_Exercise:_
In the listing below, locate the lines that hold "Indies" and copy them.

_Data supplied:_
## START

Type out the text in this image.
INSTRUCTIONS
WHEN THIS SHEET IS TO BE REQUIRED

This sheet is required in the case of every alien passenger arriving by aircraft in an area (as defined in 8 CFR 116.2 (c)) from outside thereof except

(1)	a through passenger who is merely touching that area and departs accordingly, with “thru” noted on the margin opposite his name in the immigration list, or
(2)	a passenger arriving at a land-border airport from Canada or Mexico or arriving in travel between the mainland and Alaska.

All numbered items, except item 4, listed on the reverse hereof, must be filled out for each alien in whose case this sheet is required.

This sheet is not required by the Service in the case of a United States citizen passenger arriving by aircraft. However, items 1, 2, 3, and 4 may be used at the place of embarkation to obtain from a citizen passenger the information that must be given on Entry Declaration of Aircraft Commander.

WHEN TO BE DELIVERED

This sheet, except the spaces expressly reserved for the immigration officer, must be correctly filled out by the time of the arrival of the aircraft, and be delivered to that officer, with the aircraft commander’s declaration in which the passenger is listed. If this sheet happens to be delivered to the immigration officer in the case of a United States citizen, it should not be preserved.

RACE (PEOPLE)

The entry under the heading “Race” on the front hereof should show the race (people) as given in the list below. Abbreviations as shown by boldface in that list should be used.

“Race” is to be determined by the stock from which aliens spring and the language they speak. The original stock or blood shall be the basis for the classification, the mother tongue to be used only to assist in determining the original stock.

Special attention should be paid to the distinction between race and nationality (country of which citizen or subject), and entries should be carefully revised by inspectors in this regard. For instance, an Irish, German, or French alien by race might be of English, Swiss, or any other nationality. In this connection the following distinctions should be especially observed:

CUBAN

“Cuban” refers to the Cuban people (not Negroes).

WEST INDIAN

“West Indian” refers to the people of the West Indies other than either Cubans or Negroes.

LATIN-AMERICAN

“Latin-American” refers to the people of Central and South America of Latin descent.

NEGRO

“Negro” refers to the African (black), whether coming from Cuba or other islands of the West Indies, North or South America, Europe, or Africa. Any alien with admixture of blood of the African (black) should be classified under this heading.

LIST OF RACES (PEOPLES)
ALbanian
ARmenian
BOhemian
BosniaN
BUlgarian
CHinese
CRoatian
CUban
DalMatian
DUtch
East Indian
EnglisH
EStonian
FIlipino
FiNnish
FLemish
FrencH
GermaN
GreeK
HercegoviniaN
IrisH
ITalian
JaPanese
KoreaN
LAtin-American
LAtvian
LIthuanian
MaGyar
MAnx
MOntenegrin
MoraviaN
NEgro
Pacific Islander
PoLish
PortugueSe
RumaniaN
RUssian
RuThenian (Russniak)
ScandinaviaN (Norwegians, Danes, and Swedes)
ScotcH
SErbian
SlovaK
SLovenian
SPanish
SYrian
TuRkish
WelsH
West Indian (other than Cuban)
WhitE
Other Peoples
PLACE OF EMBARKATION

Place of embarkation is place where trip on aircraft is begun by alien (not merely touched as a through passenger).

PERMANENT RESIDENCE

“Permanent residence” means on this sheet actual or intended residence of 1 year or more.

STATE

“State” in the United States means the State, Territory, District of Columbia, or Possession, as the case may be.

## END

_Task solution:_
“West Indian” refers to the people of the West Indies other than either Cubans or Negroes.
“Negro” refers to the African (black), whether coming from Cuba or other islands of the West Indies, North or South America, Europe, or Africa. Any alien with admixture of blood of the African (black) should be classified under this heading.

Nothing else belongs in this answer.